## [Instructions to follow]
Can you retype only the lines from the one with "Output a JSON" through the final line of the material, exactly as given?

(Stored entries)

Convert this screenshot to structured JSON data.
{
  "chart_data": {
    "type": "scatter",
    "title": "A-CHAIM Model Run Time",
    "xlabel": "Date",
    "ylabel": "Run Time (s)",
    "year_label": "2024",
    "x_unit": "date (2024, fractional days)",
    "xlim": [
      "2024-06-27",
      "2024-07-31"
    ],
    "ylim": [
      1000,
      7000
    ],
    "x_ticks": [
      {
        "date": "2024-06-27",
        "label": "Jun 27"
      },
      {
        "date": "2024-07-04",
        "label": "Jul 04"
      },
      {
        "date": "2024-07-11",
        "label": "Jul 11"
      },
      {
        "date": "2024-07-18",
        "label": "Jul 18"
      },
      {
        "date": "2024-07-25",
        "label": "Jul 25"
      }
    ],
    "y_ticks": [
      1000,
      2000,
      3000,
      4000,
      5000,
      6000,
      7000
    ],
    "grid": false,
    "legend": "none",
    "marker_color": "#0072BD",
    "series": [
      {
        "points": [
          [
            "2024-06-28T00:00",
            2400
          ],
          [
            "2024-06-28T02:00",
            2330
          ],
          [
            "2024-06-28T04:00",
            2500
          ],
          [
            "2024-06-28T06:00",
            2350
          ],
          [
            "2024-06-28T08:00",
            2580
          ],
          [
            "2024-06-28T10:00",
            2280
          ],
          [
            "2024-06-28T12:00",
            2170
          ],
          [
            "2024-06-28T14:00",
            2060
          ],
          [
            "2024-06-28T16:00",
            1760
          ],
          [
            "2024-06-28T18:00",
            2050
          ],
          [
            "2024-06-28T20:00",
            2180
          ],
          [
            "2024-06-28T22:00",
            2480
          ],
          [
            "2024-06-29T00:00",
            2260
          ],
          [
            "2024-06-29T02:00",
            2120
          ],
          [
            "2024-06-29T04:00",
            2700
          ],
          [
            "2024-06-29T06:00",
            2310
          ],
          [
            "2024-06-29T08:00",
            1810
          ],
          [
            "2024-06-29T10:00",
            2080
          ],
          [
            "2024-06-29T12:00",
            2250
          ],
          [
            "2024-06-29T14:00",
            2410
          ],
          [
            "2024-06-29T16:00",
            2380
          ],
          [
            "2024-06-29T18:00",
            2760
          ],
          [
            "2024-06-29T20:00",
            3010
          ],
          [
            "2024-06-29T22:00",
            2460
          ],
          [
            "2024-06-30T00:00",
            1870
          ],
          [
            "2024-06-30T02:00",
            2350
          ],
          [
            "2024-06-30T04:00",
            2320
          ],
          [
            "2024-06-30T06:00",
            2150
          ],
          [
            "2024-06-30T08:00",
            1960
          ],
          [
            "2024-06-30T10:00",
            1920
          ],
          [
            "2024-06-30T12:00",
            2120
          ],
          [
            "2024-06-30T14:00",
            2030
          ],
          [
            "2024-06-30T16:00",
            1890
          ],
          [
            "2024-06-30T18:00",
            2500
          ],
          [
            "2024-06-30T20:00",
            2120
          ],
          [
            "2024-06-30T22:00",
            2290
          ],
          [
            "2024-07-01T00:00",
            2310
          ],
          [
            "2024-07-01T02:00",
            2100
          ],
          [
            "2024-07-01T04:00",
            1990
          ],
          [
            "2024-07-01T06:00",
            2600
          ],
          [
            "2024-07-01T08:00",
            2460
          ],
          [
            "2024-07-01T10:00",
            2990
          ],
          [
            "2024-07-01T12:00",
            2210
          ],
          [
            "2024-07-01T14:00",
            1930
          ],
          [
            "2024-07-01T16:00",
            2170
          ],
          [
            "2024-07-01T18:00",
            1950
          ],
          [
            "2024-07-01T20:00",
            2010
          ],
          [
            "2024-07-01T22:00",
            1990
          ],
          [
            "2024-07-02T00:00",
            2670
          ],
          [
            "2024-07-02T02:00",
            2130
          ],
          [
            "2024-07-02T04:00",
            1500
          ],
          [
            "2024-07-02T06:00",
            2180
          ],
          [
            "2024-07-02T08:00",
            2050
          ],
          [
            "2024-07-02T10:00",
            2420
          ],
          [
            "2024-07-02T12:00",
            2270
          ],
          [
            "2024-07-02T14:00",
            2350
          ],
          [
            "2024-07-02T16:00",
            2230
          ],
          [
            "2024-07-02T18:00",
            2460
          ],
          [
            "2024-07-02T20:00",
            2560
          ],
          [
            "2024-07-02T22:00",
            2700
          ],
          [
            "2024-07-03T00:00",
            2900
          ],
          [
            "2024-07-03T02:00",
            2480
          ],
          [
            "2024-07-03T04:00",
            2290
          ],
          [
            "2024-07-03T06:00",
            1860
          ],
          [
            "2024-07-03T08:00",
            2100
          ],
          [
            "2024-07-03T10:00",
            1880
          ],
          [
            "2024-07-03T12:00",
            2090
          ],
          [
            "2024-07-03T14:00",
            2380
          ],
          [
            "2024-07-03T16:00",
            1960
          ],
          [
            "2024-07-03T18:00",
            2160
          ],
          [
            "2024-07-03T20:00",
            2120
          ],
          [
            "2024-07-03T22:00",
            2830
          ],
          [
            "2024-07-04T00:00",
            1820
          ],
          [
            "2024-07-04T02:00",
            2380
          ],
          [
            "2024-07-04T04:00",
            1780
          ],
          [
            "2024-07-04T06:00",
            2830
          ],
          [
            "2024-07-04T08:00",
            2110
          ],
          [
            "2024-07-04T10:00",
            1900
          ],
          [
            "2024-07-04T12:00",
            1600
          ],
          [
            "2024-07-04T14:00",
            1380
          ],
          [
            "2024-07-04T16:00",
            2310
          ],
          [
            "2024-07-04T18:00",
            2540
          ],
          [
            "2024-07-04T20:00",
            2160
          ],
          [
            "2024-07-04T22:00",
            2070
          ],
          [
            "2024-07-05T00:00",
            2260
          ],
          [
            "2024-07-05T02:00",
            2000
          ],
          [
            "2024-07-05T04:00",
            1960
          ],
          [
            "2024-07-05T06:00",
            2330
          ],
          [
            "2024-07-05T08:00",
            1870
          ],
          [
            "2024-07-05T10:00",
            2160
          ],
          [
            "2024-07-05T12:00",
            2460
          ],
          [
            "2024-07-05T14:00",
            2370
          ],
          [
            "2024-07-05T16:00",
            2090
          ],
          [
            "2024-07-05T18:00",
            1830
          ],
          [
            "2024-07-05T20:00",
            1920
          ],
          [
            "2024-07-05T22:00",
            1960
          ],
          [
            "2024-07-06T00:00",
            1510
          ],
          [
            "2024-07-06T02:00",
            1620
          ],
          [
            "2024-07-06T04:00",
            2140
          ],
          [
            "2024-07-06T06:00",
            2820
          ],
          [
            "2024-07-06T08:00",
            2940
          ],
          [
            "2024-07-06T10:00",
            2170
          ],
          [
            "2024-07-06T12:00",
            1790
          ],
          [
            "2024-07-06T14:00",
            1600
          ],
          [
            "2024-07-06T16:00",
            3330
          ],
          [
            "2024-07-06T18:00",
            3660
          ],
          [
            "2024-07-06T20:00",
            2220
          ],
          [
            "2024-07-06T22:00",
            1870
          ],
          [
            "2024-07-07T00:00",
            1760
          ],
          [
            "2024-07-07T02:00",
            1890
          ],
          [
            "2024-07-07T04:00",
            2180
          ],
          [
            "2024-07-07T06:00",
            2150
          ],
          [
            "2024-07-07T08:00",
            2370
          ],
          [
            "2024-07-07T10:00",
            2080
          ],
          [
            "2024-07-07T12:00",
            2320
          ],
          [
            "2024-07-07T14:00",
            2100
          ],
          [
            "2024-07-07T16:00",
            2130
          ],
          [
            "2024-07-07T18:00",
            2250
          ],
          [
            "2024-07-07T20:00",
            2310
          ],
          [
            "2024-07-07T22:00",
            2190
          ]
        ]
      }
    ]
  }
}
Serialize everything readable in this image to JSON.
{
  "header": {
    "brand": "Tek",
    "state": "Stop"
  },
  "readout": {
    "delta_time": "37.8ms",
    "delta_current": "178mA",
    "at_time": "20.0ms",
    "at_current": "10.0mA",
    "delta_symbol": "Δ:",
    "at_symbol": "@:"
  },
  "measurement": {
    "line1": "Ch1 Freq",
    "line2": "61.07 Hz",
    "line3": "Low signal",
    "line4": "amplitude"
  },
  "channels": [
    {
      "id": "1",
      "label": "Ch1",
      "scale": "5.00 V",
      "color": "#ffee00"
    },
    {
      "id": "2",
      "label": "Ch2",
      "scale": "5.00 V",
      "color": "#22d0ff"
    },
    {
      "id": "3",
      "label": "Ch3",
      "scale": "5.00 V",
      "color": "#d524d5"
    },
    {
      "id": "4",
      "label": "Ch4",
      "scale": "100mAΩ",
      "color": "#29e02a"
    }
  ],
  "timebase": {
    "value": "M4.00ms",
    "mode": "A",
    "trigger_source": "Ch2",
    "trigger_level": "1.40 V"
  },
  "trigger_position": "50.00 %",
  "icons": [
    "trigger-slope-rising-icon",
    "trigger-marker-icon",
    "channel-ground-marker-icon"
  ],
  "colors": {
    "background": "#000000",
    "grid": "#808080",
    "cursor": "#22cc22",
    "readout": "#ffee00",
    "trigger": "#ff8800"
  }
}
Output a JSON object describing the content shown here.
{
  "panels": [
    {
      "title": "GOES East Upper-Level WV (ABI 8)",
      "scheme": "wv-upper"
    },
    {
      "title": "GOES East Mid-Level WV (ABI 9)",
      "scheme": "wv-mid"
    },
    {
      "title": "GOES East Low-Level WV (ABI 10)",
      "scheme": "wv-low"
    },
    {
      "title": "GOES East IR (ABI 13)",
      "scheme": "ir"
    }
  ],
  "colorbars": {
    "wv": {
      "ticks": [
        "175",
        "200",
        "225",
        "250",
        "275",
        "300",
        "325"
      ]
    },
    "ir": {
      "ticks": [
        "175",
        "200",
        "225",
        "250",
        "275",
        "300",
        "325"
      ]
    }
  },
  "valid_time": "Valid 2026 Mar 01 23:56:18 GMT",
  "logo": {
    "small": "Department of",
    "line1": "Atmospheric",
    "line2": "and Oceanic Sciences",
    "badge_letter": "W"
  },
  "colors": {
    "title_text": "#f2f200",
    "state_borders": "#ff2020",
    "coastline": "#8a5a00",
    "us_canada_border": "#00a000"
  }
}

## [Written response]
Output a JSON object describing the content shown here.
{
  "panels": [
    {
      "title": "GOES East Upper-Level WV (ABI 8)",
      "scheme": "wv-upper"
    },
    {
      "title": "GOES East Mid-Level WV (ABI 9)",
      "scheme": "wv-mid"
    },
    {
      "title": "GOES East Low-Level WV (ABI 10)",
      "scheme": "wv-low"
    },
    {
      "title": "GOES East IR (ABI 13)",
      "scheme": "ir"
    }
  ],
  "colorbars": {
    "wv": {
      "ticks": [
        "175",
        "200",
        "225",
        "250",
        "275",
        "300",
        "325"
      ]
    },
    "ir": {
      "ticks": [
        "175",
        "200",
        "225",
        "250",
        "275",
        "300",
        "325"
      ]
    }
  },
  "valid_time": "Valid 2026 Mar 01 23:56:18 GMT",
  "logo": {
    "small": "Department of",
    "line1": "Atmospheric",
    "line2": "and Oceanic Sciences",
    "badge_letter": "W"
  },
  "colors": {
    "title_text": "#f2f200",
    "state_borders": "#ff2020",
    "coastline": "#8a5a00",
    "us_canada_border": "#00a000"
  }
}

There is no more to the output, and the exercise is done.